(Stored records)
== == ==
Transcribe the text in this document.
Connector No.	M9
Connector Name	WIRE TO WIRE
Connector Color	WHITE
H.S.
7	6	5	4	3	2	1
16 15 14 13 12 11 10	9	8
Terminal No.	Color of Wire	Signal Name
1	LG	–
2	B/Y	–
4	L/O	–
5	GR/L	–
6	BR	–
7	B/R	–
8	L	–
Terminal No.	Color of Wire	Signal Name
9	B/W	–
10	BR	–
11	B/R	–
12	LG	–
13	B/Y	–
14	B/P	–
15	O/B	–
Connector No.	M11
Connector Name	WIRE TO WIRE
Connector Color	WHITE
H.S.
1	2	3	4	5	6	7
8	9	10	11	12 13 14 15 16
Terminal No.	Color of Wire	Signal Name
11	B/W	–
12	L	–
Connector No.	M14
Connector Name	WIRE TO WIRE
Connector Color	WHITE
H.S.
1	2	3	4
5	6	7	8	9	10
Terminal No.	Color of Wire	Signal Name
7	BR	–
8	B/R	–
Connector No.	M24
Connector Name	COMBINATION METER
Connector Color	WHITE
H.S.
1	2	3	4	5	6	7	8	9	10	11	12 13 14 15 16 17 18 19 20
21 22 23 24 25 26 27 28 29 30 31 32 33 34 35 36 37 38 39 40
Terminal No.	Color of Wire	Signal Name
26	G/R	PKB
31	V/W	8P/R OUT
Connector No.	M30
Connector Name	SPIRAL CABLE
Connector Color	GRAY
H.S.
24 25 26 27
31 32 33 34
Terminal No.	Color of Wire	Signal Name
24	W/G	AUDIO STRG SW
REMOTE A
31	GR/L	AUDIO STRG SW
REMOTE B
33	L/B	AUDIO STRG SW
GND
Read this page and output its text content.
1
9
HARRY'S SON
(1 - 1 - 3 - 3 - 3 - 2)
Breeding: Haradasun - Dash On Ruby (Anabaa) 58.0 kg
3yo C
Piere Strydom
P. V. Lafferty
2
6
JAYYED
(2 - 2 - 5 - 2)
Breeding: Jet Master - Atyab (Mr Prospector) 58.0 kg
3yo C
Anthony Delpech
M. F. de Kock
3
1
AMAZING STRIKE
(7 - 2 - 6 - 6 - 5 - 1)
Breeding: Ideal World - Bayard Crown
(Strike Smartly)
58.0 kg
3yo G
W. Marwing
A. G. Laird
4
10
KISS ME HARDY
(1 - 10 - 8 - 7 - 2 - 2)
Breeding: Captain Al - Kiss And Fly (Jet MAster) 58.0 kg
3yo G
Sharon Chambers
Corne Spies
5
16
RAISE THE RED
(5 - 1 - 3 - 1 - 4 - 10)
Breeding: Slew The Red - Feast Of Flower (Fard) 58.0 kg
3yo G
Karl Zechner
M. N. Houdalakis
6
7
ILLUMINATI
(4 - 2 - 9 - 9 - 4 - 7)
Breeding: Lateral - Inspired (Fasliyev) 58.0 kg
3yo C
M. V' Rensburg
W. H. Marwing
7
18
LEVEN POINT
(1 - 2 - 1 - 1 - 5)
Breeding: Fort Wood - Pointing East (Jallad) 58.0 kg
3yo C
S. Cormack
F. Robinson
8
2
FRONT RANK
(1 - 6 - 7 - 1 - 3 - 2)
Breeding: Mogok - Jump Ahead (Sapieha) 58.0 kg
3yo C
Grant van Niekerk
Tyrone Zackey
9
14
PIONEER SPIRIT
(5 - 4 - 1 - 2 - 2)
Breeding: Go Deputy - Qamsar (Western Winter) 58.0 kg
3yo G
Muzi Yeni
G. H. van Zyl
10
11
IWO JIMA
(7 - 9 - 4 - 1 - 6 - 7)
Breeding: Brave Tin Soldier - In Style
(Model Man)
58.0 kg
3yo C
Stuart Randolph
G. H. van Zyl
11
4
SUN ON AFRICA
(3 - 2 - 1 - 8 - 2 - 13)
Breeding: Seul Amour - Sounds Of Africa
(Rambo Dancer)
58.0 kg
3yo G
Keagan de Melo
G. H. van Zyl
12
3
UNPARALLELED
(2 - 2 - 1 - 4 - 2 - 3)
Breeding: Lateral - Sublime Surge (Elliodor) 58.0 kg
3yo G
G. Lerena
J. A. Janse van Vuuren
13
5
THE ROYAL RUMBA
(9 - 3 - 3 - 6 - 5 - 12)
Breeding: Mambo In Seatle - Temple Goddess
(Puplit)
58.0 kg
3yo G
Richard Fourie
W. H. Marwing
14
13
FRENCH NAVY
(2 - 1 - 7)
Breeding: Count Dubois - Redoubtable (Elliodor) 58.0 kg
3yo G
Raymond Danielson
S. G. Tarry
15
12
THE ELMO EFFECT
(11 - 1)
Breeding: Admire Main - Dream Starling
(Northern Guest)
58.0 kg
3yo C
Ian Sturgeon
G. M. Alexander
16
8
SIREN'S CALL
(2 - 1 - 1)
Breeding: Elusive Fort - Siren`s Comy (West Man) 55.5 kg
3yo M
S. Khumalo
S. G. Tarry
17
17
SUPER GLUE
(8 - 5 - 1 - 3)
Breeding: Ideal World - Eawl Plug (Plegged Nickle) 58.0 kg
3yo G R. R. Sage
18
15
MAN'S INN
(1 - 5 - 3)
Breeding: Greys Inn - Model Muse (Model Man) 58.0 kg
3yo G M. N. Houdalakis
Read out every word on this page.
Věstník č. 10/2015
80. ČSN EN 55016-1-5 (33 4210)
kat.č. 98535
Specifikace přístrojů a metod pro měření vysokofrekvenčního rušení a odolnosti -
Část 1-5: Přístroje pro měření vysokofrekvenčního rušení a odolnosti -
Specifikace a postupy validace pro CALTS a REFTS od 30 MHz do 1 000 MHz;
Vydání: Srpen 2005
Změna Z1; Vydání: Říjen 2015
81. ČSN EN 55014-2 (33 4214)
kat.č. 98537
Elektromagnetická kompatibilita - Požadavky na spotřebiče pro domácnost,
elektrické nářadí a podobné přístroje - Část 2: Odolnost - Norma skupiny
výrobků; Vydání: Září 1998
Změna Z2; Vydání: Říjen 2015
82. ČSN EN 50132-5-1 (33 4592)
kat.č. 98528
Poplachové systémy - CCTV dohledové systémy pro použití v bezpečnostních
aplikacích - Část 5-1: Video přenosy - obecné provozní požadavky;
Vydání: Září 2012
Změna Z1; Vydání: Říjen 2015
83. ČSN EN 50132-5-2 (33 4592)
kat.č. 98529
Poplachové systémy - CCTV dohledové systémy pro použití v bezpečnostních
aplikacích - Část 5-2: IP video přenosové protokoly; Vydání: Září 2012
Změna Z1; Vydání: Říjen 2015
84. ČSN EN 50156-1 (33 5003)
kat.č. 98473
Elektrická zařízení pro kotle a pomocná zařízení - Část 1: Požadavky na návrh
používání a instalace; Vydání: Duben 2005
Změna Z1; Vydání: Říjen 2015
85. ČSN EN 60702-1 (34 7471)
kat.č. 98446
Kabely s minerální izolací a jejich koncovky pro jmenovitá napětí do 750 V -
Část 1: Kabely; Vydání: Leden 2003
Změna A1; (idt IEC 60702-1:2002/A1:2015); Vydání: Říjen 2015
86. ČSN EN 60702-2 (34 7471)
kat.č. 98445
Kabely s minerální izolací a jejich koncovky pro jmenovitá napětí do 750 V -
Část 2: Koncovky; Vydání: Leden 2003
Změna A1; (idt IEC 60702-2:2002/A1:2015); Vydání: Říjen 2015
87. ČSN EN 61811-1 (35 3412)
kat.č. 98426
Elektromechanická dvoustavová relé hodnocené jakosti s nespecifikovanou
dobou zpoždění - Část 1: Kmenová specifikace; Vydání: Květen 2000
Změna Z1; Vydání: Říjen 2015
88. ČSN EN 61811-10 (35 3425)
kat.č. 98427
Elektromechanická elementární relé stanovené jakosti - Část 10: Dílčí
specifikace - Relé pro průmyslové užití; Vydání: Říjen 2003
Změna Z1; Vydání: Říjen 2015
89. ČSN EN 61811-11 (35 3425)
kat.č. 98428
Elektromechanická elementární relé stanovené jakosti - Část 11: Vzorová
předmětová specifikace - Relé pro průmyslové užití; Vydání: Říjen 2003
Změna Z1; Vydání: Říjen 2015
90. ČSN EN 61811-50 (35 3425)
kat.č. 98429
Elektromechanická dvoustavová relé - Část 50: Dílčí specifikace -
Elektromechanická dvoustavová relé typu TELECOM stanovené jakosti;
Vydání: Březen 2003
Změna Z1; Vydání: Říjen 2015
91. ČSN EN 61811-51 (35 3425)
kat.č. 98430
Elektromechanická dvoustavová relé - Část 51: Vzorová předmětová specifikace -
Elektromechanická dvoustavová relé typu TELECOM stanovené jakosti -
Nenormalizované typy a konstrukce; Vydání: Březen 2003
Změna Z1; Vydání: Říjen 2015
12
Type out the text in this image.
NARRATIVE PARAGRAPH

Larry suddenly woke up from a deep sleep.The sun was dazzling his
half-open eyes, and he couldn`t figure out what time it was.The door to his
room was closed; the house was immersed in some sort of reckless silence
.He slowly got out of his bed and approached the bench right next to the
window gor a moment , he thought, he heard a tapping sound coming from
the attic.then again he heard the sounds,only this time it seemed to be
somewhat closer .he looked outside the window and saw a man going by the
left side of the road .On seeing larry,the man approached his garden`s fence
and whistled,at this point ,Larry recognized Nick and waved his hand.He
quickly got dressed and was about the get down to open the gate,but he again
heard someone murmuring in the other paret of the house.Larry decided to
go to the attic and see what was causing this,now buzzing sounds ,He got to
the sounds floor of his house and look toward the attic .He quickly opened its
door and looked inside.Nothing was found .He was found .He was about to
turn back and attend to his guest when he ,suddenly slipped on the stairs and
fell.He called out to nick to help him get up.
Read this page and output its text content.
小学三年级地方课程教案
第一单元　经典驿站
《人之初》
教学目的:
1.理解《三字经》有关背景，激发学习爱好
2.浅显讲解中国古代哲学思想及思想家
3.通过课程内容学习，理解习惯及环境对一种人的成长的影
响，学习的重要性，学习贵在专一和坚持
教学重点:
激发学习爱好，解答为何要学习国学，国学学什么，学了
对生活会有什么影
== == ==
▶ [Work to do] Write out exactly the lines starting with the one that holds "Type out the text in this image." and running through the last line above.

▶ [Finished task]
Type out the text in this image.
NARRATIVE PARAGRAPH

Larry suddenly woke up from a deep sleep.The sun was dazzling his
half-open eyes, and he couldn`t figure out what time it was.The door to his
room was closed; the house was immersed in some sort of reckless silence
.He slowly got out of his bed and approached the bench right next to the
window gor a moment , he thought, he heard a tapping sound coming from
the attic.then again he heard the sounds,only this time it seemed to be
somewhat closer .he looked outside the window and saw a man going by the
left side of the road .On seeing larry,the man approached his garden`s fence
and whistled,at this point ,Larry recognized Nick and waved his hand.He
quickly got dressed and was about the get down to open the gate,but he again
heard someone murmuring in the other paret of the house.Larry decided to
go to the attic and see what was causing this,now buzzing sounds ,He got to
the sounds floor of his house and look toward the attic .He quickly opened its
door and looked inside.Nothing was found .He was found .He was about to
turn back and attend to his guest when he ,suddenly slipped on the stairs and
fell.He called out to nick to help him get up.
Read this page and output its text content.
小学三年级地方课程教案
第一单元　经典驿站
《人之初》
教学目的:
1.理解《三字经》有关背景，激发学习爱好
2.浅显讲解中国古代哲学思想及思想家
3.通过课程内容学习，理解习惯及环境对一种人的成长的影
响，学习的重要性，学习贵在专一和坚持
教学重点:
激发学习爱好，解答为何要学习国学，国学学什么，学了
对生活会有什么影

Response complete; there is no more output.